• _Task details_
Count each line below that has "score" anywhere in it. Answer with the total alone.

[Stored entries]
*-*-*

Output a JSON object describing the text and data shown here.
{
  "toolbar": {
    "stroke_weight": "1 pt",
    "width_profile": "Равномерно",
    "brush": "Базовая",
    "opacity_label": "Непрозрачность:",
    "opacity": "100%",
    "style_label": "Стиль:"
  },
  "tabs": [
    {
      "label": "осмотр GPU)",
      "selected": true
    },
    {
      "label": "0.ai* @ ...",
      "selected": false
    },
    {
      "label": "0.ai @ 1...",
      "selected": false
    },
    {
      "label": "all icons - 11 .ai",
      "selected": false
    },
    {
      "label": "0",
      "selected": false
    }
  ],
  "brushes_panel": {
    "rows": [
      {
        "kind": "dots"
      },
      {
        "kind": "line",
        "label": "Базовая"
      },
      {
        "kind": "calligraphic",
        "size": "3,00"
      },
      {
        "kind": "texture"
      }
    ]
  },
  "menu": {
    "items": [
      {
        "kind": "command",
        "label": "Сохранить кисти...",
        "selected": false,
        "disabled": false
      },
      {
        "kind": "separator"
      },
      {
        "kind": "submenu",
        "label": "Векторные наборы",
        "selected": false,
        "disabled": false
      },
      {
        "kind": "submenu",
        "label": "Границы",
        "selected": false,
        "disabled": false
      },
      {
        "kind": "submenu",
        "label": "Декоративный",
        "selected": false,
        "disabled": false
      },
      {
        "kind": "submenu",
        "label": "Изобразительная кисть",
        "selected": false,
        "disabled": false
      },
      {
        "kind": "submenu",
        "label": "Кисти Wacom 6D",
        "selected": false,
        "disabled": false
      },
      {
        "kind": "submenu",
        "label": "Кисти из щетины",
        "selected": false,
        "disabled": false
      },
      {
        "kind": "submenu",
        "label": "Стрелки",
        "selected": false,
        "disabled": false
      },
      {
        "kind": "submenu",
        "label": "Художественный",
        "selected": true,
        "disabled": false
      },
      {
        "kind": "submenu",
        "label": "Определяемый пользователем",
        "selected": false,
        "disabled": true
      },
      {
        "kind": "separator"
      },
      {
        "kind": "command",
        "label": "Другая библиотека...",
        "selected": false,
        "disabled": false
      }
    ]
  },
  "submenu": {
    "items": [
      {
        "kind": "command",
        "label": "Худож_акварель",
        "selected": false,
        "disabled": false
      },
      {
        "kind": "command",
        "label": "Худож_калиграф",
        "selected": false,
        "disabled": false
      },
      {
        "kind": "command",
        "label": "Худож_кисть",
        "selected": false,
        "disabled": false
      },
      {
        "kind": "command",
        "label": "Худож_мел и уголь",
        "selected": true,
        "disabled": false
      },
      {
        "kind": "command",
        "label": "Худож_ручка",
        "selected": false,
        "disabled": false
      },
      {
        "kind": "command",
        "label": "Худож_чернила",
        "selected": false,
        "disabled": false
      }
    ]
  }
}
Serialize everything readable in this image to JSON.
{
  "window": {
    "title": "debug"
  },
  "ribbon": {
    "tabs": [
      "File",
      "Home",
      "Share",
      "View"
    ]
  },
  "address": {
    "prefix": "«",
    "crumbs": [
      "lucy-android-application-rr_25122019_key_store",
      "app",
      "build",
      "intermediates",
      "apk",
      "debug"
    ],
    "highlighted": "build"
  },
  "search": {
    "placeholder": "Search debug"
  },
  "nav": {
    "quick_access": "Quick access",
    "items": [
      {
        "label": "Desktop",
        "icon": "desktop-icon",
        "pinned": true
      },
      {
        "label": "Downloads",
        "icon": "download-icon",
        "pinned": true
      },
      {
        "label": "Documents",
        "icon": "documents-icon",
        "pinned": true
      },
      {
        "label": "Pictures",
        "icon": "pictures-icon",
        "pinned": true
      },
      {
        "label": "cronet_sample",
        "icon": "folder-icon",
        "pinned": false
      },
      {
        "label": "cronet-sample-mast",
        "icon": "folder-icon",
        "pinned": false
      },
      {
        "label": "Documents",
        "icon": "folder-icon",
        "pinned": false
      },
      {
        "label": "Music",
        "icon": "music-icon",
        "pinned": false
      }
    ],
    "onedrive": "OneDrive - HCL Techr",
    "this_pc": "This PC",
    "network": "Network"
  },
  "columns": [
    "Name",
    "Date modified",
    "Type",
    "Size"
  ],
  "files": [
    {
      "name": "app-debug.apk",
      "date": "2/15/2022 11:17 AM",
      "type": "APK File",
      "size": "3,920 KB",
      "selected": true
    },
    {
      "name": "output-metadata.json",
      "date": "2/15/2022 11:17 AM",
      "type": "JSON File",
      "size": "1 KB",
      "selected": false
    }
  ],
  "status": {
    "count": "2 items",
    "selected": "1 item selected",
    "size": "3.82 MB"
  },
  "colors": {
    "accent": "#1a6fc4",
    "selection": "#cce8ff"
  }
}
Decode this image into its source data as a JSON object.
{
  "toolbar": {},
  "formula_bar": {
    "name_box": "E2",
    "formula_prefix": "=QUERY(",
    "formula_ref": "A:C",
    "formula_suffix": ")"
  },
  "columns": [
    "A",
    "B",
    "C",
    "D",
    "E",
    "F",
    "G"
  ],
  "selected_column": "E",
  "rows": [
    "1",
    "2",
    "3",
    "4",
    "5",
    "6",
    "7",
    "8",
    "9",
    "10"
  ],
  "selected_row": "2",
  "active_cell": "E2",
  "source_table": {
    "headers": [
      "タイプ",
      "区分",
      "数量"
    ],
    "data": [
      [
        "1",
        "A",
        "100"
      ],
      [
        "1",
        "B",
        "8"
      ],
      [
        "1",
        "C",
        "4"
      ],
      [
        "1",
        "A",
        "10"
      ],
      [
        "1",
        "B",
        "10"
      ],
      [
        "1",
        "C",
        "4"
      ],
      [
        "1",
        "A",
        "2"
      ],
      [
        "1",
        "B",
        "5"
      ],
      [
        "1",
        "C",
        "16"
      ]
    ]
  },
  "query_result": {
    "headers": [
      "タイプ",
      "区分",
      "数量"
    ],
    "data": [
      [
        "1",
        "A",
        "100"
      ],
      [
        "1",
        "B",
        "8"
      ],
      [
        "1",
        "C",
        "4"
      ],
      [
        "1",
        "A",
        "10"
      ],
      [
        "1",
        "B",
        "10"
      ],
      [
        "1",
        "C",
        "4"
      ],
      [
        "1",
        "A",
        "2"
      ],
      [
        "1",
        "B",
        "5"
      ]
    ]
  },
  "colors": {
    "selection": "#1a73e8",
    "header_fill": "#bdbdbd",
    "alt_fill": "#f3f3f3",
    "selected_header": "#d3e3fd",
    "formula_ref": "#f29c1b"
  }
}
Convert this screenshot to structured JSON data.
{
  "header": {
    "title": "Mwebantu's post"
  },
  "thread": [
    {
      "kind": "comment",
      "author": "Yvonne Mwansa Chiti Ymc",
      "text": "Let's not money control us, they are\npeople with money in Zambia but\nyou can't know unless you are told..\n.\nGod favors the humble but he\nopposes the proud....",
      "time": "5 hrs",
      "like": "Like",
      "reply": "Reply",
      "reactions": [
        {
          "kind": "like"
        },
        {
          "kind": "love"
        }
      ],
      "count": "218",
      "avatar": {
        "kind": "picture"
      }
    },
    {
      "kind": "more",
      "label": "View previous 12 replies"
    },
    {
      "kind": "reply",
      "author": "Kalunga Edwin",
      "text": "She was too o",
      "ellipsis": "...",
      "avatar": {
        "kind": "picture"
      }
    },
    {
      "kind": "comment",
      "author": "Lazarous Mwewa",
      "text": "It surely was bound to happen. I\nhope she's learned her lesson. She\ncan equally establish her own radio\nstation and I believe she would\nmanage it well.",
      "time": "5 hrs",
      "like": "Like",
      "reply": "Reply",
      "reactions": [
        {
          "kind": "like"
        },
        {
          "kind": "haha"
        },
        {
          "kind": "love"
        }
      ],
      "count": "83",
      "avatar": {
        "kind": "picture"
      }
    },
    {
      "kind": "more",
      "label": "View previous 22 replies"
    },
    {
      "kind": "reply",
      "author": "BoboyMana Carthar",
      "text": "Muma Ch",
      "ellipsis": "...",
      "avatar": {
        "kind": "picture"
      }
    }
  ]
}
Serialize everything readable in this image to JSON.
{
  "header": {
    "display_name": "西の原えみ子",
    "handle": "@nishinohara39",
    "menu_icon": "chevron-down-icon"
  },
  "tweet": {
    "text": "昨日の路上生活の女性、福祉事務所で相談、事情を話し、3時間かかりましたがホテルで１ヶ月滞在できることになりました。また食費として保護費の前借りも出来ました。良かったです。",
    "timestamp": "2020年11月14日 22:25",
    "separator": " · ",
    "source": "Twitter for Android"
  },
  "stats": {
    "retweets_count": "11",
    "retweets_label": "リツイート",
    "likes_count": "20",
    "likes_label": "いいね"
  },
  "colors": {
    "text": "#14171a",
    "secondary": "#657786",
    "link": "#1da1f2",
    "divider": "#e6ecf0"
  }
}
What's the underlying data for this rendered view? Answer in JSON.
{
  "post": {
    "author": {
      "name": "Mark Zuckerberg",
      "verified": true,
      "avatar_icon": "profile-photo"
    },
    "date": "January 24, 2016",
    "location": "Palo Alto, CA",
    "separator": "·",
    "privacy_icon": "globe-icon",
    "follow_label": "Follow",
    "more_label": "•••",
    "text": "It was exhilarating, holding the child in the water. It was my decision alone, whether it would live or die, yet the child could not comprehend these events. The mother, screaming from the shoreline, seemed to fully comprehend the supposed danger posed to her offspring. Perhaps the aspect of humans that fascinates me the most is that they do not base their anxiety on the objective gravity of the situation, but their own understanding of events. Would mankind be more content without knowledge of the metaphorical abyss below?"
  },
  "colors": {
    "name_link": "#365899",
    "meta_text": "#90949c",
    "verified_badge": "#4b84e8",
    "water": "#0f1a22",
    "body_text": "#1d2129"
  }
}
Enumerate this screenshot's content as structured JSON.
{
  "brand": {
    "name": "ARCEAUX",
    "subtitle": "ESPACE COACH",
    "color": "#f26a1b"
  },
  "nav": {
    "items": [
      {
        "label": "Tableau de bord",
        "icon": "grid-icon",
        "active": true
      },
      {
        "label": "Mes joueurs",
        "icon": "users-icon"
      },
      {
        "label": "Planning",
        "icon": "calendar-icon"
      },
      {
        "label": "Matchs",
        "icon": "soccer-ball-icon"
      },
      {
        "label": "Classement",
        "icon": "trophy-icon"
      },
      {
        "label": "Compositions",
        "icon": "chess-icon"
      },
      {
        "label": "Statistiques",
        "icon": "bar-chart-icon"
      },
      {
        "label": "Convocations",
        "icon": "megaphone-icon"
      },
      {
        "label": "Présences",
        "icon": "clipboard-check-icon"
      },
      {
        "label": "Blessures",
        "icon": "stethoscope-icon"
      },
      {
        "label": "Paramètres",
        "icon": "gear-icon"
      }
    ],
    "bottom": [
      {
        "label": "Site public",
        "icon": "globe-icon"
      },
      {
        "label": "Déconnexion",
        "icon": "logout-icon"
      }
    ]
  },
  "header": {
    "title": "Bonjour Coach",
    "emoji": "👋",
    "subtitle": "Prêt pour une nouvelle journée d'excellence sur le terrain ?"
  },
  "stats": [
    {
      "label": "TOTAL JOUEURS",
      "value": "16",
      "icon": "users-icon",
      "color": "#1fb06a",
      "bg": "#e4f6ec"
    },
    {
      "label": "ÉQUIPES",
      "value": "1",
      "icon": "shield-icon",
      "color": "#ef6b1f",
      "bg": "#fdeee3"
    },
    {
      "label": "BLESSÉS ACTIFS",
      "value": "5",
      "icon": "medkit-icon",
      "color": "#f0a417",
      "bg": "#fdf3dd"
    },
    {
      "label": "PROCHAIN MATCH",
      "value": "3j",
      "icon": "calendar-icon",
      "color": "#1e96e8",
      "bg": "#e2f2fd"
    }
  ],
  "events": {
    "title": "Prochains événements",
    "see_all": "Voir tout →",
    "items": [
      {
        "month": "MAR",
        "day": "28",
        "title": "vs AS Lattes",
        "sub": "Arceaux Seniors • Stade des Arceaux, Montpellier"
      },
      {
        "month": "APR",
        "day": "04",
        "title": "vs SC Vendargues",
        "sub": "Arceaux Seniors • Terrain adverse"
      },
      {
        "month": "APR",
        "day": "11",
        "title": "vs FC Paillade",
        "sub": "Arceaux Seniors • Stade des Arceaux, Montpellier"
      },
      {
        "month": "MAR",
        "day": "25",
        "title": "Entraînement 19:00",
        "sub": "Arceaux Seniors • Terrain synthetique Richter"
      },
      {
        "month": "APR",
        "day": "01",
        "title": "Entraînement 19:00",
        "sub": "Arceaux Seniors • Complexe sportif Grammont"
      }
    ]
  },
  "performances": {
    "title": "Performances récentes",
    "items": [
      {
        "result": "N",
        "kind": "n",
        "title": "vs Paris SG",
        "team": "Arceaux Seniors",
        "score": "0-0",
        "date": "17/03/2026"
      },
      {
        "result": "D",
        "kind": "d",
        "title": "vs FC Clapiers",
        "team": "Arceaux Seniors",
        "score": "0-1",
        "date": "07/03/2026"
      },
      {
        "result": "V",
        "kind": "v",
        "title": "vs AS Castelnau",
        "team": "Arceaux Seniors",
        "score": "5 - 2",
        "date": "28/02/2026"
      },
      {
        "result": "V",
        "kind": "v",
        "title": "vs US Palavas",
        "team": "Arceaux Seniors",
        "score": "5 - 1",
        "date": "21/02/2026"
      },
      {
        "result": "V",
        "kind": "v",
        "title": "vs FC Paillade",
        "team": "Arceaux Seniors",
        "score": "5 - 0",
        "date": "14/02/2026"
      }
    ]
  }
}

*-*-*

• _Response to this task_
5